Exactly as they appear, output all of the entries.
begin Exercise inputs
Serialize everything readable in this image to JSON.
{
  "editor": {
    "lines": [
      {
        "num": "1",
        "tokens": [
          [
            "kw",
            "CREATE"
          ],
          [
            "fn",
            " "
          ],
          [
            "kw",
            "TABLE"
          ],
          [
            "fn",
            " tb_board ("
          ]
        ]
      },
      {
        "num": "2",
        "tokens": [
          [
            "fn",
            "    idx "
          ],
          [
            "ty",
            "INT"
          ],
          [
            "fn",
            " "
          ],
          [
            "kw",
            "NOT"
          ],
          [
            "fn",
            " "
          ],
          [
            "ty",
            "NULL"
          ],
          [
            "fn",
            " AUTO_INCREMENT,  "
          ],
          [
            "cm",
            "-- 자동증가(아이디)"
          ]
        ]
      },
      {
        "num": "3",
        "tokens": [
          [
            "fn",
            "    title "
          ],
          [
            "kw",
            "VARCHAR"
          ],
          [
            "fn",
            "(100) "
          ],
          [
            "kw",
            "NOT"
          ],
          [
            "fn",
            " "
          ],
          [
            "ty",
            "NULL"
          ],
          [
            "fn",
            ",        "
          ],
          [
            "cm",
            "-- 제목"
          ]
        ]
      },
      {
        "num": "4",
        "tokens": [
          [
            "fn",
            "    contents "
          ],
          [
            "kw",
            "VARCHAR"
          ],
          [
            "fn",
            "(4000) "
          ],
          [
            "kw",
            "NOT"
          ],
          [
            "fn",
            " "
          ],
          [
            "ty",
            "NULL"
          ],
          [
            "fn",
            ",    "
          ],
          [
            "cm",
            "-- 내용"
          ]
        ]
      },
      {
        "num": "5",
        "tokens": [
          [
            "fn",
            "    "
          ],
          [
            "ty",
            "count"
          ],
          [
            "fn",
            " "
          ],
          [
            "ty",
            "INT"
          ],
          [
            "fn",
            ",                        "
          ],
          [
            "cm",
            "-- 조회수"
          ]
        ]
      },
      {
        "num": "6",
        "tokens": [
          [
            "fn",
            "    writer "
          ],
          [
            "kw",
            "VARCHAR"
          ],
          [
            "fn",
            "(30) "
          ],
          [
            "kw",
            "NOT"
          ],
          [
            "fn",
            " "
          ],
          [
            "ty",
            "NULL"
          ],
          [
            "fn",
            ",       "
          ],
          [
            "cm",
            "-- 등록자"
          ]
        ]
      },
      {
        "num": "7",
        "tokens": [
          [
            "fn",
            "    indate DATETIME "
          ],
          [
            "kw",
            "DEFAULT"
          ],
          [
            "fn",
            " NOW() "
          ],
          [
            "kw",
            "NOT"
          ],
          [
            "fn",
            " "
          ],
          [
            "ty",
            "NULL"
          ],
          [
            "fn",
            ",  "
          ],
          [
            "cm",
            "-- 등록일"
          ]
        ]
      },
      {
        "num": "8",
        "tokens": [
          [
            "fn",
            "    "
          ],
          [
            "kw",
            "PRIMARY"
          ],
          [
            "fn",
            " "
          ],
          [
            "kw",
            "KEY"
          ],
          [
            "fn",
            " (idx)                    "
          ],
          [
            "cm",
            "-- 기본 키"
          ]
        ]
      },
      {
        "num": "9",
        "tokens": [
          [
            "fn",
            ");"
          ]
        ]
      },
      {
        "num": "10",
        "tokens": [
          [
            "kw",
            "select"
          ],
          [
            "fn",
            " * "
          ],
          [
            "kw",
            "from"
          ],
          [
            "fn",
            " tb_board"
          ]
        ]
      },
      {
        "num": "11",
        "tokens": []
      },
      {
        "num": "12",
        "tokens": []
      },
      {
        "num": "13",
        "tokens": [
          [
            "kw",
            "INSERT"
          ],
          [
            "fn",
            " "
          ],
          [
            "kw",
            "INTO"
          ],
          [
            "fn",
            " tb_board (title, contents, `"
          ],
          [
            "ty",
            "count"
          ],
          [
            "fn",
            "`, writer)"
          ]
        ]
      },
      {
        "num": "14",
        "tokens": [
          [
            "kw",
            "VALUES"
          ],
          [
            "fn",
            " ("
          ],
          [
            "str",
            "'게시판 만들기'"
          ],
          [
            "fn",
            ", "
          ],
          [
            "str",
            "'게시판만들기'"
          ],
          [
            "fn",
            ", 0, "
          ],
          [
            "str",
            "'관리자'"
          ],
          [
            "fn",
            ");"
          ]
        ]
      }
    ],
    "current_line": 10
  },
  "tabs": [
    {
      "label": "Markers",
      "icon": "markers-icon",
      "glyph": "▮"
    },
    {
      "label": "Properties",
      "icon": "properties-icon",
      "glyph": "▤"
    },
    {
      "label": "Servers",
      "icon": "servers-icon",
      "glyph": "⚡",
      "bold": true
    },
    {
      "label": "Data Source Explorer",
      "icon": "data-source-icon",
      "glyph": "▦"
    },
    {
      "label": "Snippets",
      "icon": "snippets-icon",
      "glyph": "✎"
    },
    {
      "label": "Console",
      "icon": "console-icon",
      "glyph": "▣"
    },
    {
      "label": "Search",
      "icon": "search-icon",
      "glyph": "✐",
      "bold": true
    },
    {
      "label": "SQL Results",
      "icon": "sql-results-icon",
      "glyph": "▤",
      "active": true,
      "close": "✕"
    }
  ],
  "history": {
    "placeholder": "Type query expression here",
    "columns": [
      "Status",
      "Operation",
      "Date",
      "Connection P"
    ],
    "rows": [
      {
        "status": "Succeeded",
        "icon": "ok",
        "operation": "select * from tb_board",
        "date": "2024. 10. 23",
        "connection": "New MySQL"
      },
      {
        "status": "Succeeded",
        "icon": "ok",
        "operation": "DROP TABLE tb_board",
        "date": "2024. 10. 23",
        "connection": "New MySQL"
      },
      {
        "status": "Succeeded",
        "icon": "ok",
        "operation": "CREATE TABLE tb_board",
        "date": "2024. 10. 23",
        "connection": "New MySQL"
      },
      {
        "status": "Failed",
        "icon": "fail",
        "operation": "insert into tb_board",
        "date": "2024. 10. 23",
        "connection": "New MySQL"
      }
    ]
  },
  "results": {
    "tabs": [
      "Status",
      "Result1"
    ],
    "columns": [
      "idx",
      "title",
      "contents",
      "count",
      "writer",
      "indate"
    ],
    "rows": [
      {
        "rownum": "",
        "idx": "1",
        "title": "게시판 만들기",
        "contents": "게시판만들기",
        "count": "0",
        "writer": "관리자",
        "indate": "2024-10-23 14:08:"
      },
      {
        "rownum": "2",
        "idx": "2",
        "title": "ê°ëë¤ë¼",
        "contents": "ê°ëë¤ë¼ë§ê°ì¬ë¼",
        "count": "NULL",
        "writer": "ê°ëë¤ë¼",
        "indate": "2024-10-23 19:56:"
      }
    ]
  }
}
end Exercise inputs
Finished answer:
Serialize everything readable in this image to JSON.
{
  "editor": {
    "lines": [
      {
        "num": "1",
        "tokens": [
          [
            "kw",
            "CREATE"
          ],
          [
            "fn",
            " "
          ],
          [
            "kw",
            "TABLE"
          ],
          [
            "fn",
            " tb_board ("
          ]
        ]
      },
      {
        "num": "2",
        "tokens": [
          [
            "fn",
            "    idx "
          ],
          [
            "ty",
            "INT"
          ],
          [
            "fn",
            " "
          ],
          [
            "kw",
            "NOT"
          ],
          [
            "fn",
            " "
          ],
          [
            "ty",
            "NULL"
          ],
          [
            "fn",
            " AUTO_INCREMENT,  "
          ],
          [
            "cm",
            "-- 자동증가(아이디)"
          ]
        ]
      },
      {
        "num": "3",
        "tokens": [
          [
            "fn",
            "    title "
          ],
          [
            "kw",
            "VARCHAR"
          ],
          [
            "fn",
            "(100) "
          ],
          [
            "kw",
            "NOT"
          ],
          [
            "fn",
            " "
          ],
          [
            "ty",
            "NULL"
          ],
          [
            "fn",
            ",        "
          ],
          [
            "cm",
            "-- 제목"
          ]
        ]
      },
      {
        "num": "4",
        "tokens": [
          [
            "fn",
            "    contents "
          ],
          [
            "kw",
            "VARCHAR"
          ],
          [
            "fn",
            "(4000) "
          ],
          [
            "kw",
            "NOT"
          ],
          [
            "fn",
            " "
          ],
          [
            "ty",
            "NULL"
          ],
          [
            "fn",
            ",    "
          ],
          [
            "cm",
            "-- 내용"
          ]
        ]
      },
      {
        "num": "5",
        "tokens": [
          [
            "fn",
            "    "
          ],
          [
            "ty",
            "count"
          ],
          [
            "fn",
            " "
          ],
          [
            "ty",
            "INT"
          ],
          [
            "fn",
            ",                        "
          ],
          [
            "cm",
            "-- 조회수"
          ]
        ]
      },
      {
        "num": "6",
        "tokens": [
          [
            "fn",
            "    writer "
          ],
          [
            "kw",
            "VARCHAR"
          ],
          [
            "fn",
            "(30) "
          ],
          [
            "kw",
            "NOT"
          ],
          [
            "fn",
            " "
          ],
          [
            "ty",
            "NULL"
          ],
          [
            "fn",
            ",       "
          ],
          [
            "cm",
            "-- 등록자"
          ]
        ]
      },
      {
        "num": "7",
        "tokens": [
          [
            "fn",
            "    indate DATETIME "
          ],
          [
            "kw",
            "DEFAULT"
          ],
          [
            "fn",
            " NOW() "
          ],
          [
            "kw",
            "NOT"
          ],
          [
            "fn",
            " "
          ],
          [
            "ty",
            "NULL"
          ],
          [
            "fn",
            ",  "
          ],
          [
            "cm",
            "-- 등록일"
          ]
        ]
      },
      {
        "num": "8",
        "tokens": [
          [
            "fn",
            "    "
          ],
          [
            "kw",
            "PRIMARY"
          ],
          [
            "fn",
            " "
          ],
          [
            "kw",
            "KEY"
          ],
          [
            "fn",
            " (idx)                    "
          ],
          [
            "cm",
            "-- 기본 키"
          ]
        ]
      },
      {
        "num": "9",
        "tokens": [
          [
            "fn",
            ");"
          ]
        ]
      },
      {
        "num": "10",
        "tokens": [
          [
            "kw",
            "select"
          ],
          [
            "fn",
            " * "
          ],
          [
            "kw",
            "from"
          ],
          [
            "fn",
            " tb_board"
          ]
        ]
      },
      {
        "num": "11",
        "tokens": []
      },
      {
        "num": "12",
        "tokens": []
      },
      {
        "num": "13",
        "tokens": [
          [
            "kw",
            "INSERT"
          ],
          [
            "fn",
            " "
          ],
          [
            "kw",
            "INTO"
          ],
          [
            "fn",
            " tb_board (title, contents, `"
          ],
          [
            "ty",
            "count"
          ],
          [
            "fn",
            "`, writer)"
          ]
        ]
      },
      {
        "num": "14",
        "tokens": [
          [
            "kw",
            "VALUES"
          ],
          [
            "fn",
            " ("
          ],
          [
            "str",
            "'게시판 만들기'"
          ],
          [
            "fn",
            ", "
          ],
          [
            "str",
            "'게시판만들기'"
          ],
          [
            "fn",
            ", 0, "
          ],
          [
            "str",
            "'관리자'"
          ],
          [
            "fn",
            ");"
          ]
        ]
      }
    ],
    "current_line": 10
  },
  "tabs": [
    {
      "label": "Markers",
      "icon": "markers-icon",
      "glyph": "▮"
    },
    {
      "label": "Properties",
      "icon": "properties-icon",
      "glyph": "▤"
    },
    {
      "label": "Servers",
      "icon": "servers-icon",
      "glyph": "⚡",
      "bold": true
    },
    {
      "label": "Data Source Explorer",
      "icon": "data-source-icon",
      "glyph": "▦"
    },
    {
      "label": "Snippets",
      "icon": "snippets-icon",
      "glyph": "✎"
    },
    {
      "label": "Console",
      "icon": "console-icon",
      "glyph": "▣"
    },
    {
      "label": "Search",
      "icon": "search-icon",
      "glyph": "✐",
      "bold": true
    },
    {
      "label": "SQL Results",
      "icon": "sql-results-icon",
      "glyph": "▤",
      "active": true,
      "close": "✕"
    }
  ],
  "history": {
    "placeholder": "Type query expression here",
    "columns": [
      "Status",
      "Operation",
      "Date",
      "Connection P"
    ],
    "rows": [
      {
        "status": "Succeeded",
        "icon": "ok",
        "operation": "select * from tb_board",
        "date": "2024. 10. 23",
        "connection": "New MySQL"
      },
      {
        "status": "Succeeded",
        "icon": "ok",
        "operation": "DROP TABLE tb_board",
        "date": "2024. 10. 23",
        "connection": "New MySQL"
      },
      {
        "status": "Succeeded",
        "icon": "ok",
        "operation": "CREATE TABLE tb_board",
        "date": "2024. 10. 23",
        "connection": "New MySQL"
      },
      {
        "status": "Failed",
        "icon": "fail",
        "operation": "insert into tb_board",
        "date": "2024. 10. 23",
        "connection": "New MySQL"
      }
    ]
  },
  "results": {
    "tabs": [
      "Status",
      "Result1"
    ],
    "columns": [
      "idx",
      "title",
      "contents",
      "count",
      "writer",
      "indate"
    ],
    "rows": [
      {
        "rownum": "",
        "idx": "1",
        "title": "게시판 만들기",
        "contents": "게시판만들기",
        "count": "0",
        "writer": "관리자",
        "indate": "2024-10-23 14:08:"
      },
      {
        "rownum": "2",
        "idx": "2",
        "title": "ê°ëë¤ë¼",
        "contents": "ê°ëë¤ë¼ë§ê°ì¬ë¼",
        "count": "NULL",
        "writer": "ê°ëë¤ë¼",
        "indate": "2024-10-23 19:56:"
      }
    ]
  }
}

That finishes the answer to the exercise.